SUPPLIED MATERIAL:
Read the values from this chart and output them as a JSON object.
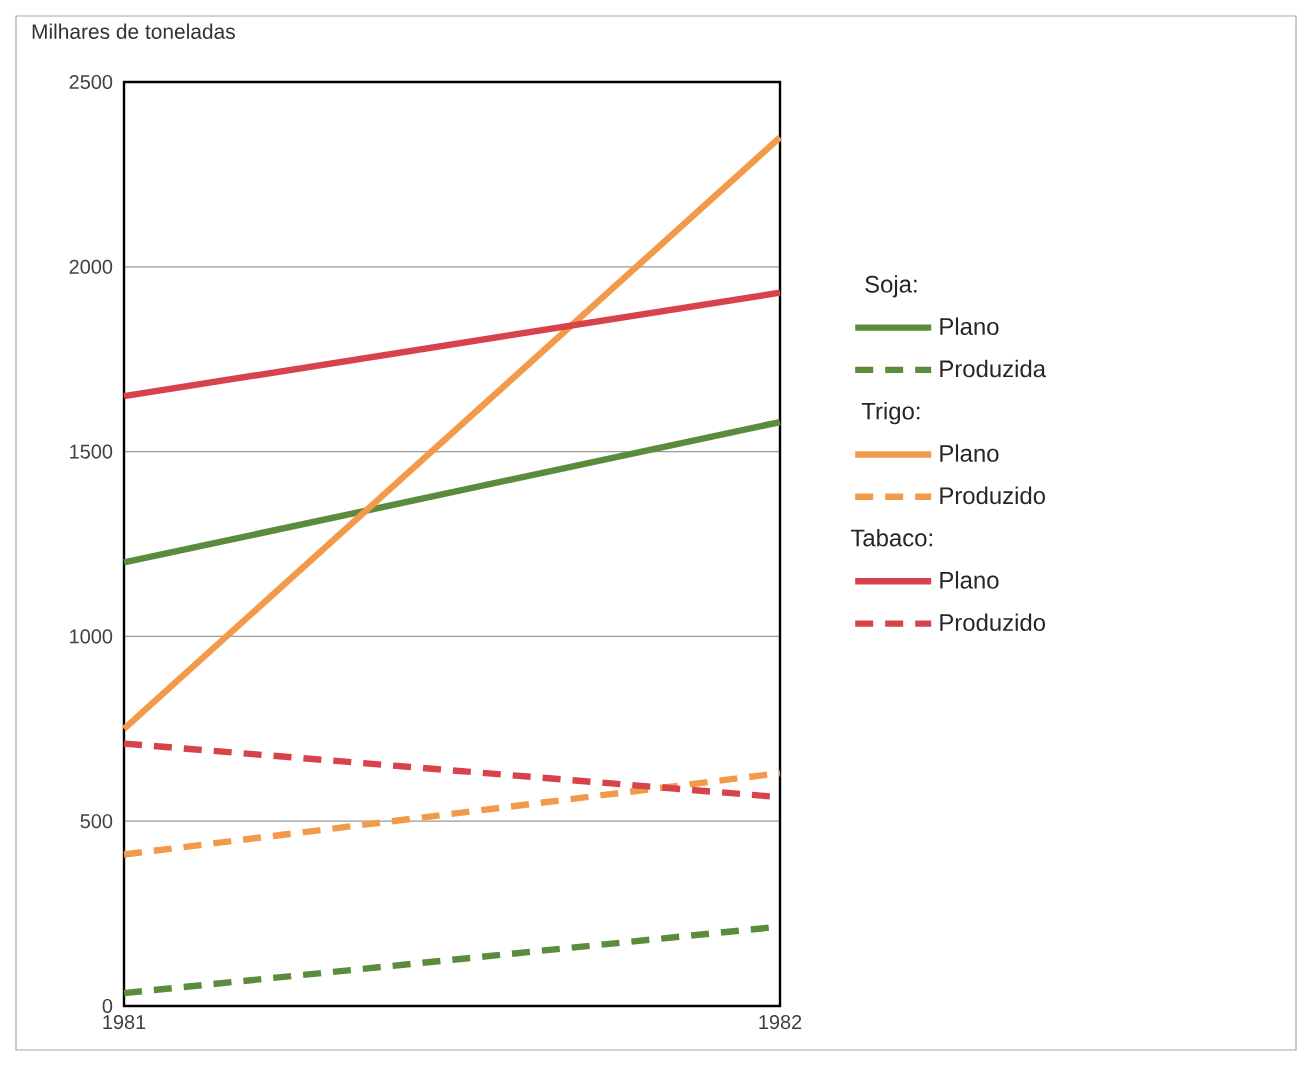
{
  "chart_data": {
    "type": "line",
    "ylabel": "Milhares de toneladas",
    "x": [
      1981,
      1982
    ],
    "xlim": [
      1981,
      1982
    ],
    "xticks": [
      1981,
      1982
    ],
    "ylim": [
      0,
      2500
    ],
    "yticks": [
      0,
      500,
      1000,
      1500,
      2000,
      2500
    ],
    "grid": "y",
    "legend": "right",
    "annotations": [
      "Soja:",
      "Trigo:",
      "Tabaco:"
    ],
    "series": [
      {
        "name": "Plano",
        "color": "#5b8c3e",
        "line_style": "solid",
        "values": [
          1200,
          1580
        ]
      },
      {
        "name": "Produzida",
        "color": "#5b8c3e",
        "line_style": "dashed",
        "values": [
          35,
          215
        ]
      },
      {
        "name": "Plano",
        "color": "#f39a4a",
        "line_style": "solid",
        "values": [
          750,
          2350
        ]
      },
      {
        "name": "Produzido",
        "color": "#f39a4a",
        "line_style": "dashed",
        "values": [
          410,
          630
        ]
      },
      {
        "name": "Plano",
        "color": "#d8424a",
        "line_style": "solid",
        "values": [
          1650,
          1930
        ]
      },
      {
        "name": "Produzido",
        "color": "#d8424a",
        "line_style": "dashed",
        "values": [
          710,
          565
        ]
      }
    ]
  }
}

EXERCISE: Every record must be copied exactly, with the pictures left out.

FINAL ANSWER:
Read the values from this chart and output them as a JSON object.
{
  "chart_data": {
    "type": "line",
    "ylabel": "Milhares de toneladas",
    "x": [
      1981,
      1982
    ],
    "xlim": [
      1981,
      1982
    ],
    "xticks": [
      1981,
      1982
    ],
    "ylim": [
      0,
      2500
    ],
    "yticks": [
      0,
      500,
      1000,
      1500,
      2000,
      2500
    ],
    "grid": "y",
    "legend": "right",
    "annotations": [
      "Soja:",
      "Trigo:",
      "Tabaco:"
    ],
    "series": [
      {
        "name": "Plano",
        "color": "#5b8c3e",
        "line_style": "solid",
        "values": [
          1200,
          1580
        ]
      },
      {
        "name": "Produzida",
        "color": "#5b8c3e",
        "line_style": "dashed",
        "values": [
          35,
          215
        ]
      },
      {
        "name": "Plano",
        "color": "#f39a4a",
        "line_style": "solid",
        "values": [
          750,
          2350
        ]
      },
      {
        "name": "Produzido",
        "color": "#f39a4a",
        "line_style": "dashed",
        "values": [
          410,
          630
        ]
      },
      {
        "name": "Plano",
        "color": "#d8424a",
        "line_style": "solid",
        "values": [
          1650,
          1930
        ]
      },
      {
        "name": "Produzido",
        "color": "#d8424a",
        "line_style": "dashed",
        "values": [
          710,
          565
        ]
      }
    ]
  }
}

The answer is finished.